Stored records:
——————————
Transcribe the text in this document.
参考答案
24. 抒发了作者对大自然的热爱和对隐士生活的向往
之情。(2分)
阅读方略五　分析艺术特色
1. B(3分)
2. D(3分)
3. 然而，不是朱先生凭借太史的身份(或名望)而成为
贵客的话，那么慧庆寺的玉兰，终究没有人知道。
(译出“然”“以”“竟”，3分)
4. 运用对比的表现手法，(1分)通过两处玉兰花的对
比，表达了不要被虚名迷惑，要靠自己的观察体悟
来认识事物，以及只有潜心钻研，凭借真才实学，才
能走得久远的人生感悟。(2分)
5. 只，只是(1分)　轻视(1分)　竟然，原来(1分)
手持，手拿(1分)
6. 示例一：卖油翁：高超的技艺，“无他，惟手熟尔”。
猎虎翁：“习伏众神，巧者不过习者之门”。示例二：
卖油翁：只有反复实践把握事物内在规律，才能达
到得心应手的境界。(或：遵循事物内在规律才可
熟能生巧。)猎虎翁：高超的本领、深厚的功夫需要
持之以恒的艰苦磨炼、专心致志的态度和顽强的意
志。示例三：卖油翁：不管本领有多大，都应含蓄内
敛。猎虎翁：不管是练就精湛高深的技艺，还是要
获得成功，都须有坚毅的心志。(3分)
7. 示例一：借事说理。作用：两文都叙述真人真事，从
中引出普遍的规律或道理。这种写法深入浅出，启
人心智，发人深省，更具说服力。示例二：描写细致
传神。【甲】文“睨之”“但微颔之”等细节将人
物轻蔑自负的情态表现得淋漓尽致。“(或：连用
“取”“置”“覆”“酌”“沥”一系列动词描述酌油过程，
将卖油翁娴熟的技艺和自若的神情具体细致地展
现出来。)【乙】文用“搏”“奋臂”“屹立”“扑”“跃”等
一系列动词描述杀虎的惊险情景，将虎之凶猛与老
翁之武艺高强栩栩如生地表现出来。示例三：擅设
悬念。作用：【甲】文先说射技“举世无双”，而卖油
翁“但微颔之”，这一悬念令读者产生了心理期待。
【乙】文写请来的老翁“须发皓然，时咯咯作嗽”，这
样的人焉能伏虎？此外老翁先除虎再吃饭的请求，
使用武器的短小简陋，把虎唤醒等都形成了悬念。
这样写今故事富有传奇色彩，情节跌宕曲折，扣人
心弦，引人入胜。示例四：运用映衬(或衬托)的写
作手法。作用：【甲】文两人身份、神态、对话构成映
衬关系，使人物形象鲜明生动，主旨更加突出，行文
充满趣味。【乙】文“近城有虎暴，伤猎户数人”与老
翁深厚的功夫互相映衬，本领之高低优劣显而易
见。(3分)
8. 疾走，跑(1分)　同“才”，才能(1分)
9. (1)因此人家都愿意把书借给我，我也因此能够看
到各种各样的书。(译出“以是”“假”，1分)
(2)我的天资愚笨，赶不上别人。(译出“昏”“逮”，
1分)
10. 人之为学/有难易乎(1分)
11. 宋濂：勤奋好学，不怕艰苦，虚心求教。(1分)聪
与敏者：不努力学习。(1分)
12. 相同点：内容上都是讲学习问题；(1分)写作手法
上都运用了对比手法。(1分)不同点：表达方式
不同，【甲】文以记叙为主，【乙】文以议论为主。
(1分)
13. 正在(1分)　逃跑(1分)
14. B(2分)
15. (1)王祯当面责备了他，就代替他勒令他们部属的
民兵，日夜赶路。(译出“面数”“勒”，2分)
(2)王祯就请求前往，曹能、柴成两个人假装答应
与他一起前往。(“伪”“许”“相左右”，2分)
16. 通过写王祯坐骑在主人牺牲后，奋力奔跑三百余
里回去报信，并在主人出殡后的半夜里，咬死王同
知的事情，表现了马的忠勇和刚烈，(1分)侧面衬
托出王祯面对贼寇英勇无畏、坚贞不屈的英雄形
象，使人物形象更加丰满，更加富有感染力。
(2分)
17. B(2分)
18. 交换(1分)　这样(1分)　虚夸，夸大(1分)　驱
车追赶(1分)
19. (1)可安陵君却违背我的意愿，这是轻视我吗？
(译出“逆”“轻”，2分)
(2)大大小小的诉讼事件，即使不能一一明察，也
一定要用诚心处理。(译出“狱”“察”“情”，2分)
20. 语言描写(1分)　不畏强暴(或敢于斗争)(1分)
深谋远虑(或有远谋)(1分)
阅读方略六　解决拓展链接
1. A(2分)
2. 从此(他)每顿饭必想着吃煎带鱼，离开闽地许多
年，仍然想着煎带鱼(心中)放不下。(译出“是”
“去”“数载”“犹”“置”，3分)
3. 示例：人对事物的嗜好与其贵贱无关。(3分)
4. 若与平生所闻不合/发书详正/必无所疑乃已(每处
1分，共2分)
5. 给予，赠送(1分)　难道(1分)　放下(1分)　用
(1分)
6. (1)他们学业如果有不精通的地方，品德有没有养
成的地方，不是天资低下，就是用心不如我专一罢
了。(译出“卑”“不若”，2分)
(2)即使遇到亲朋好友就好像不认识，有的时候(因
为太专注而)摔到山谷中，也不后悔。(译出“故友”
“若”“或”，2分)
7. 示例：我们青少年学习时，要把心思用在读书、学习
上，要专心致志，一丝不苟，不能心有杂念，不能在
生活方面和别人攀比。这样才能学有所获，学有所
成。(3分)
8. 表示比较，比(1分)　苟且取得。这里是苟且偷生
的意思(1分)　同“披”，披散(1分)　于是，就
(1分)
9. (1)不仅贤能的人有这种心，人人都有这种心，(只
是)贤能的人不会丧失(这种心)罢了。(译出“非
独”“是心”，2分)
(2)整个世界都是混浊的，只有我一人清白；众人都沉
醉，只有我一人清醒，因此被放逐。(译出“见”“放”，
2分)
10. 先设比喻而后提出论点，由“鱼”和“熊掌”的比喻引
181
——————————
Exercise: Take every line containing the word "但微颔之" and copy it.

Complete answer:
传神。【甲】文“睨之”“但微颔之”等细节将人
翁“但微颔之”，这一悬念令读者产生了心理期待。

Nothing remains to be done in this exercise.